Work to be completed => Return, exactly, the line that contains "Parse this chart and return its data as JSON." together with all lines after it to the end of the entries, and no further lines.

(Saved entries)
__________

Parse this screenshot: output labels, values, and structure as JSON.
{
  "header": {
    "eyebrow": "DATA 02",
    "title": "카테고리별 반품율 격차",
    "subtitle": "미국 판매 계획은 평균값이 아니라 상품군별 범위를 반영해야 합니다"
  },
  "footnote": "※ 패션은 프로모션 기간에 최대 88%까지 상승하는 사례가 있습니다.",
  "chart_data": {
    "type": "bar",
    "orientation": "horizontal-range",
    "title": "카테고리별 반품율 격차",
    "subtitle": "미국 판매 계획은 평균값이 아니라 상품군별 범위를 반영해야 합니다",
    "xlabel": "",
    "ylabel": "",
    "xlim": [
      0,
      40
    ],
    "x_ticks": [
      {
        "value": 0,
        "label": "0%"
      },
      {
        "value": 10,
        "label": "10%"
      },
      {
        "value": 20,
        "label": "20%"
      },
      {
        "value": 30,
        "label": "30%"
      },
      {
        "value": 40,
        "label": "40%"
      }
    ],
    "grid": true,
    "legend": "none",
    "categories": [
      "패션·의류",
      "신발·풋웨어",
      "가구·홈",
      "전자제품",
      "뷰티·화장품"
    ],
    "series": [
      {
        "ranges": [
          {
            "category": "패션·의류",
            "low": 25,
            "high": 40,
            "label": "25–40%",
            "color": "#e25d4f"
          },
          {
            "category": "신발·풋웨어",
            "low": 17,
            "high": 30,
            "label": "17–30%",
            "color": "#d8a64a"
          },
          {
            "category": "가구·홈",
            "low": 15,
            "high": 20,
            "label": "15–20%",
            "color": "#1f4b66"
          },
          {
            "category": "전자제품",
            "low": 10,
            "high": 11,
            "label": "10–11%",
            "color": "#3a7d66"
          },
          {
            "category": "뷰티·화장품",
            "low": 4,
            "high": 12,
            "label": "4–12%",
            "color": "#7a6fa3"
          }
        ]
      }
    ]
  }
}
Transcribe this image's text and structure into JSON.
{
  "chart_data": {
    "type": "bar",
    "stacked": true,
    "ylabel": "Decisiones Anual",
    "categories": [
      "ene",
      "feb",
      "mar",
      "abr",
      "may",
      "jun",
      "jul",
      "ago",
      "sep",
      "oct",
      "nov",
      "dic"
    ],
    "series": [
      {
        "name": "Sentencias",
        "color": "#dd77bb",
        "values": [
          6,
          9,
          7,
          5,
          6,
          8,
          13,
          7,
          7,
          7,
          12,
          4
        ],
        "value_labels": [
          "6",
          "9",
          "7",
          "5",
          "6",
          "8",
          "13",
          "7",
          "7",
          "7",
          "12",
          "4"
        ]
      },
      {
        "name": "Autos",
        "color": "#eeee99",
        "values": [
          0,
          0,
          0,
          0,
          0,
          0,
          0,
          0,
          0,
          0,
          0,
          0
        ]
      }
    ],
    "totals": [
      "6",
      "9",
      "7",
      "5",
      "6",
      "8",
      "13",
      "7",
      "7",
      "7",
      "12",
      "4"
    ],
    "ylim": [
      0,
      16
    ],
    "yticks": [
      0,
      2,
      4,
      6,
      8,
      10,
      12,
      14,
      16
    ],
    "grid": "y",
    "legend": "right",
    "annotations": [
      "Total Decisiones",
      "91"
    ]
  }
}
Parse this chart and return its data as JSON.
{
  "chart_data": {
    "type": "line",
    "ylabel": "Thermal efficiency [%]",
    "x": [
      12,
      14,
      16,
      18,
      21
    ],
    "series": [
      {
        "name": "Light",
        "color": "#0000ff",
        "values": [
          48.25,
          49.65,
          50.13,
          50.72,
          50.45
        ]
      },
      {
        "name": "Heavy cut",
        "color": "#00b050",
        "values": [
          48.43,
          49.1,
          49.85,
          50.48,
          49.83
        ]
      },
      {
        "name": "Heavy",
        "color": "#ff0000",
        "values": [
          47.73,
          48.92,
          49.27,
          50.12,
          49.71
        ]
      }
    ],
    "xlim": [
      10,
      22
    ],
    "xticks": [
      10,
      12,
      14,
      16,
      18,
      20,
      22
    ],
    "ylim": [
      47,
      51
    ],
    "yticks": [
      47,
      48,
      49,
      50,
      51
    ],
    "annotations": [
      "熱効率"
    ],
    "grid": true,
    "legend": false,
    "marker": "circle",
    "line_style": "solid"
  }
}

__________

Written solution =>
Parse this chart and return its data as JSON.
{
  "chart_data": {
    "type": "line",
    "ylabel": "Thermal efficiency [%]",
    "x": [
      12,
      14,
      16,
      18,
      21
    ],
    "series": [
      {
        "name": "Light",
        "color": "#0000ff",
        "values": [
          48.25,
          49.65,
          50.13,
          50.72,
          50.45
        ]
      },
      {
        "name": "Heavy cut",
        "color": "#00b050",
        "values": [
          48.43,
          49.1,
          49.85,
          50.48,
          49.83
        ]
      },
      {
        "name": "Heavy",
        "color": "#ff0000",
        "values": [
          47.73,
          48.92,
          49.27,
          50.12,
          49.71
        ]
      }
    ],
    "xlim": [
      10,
      22
    ],
    "xticks": [
      10,
      12,
      14,
      16,
      18,
      20,
      22
    ],
    "ylim": [
      47,
      51
    ],
    "yticks": [
      47,
      48,
      49,
      50,
      51
    ],
    "annotations": [
      "熱効率"
    ],
    "grid": true,
    "legend": false,
    "marker": "circle",
    "line_style": "solid"
  }
}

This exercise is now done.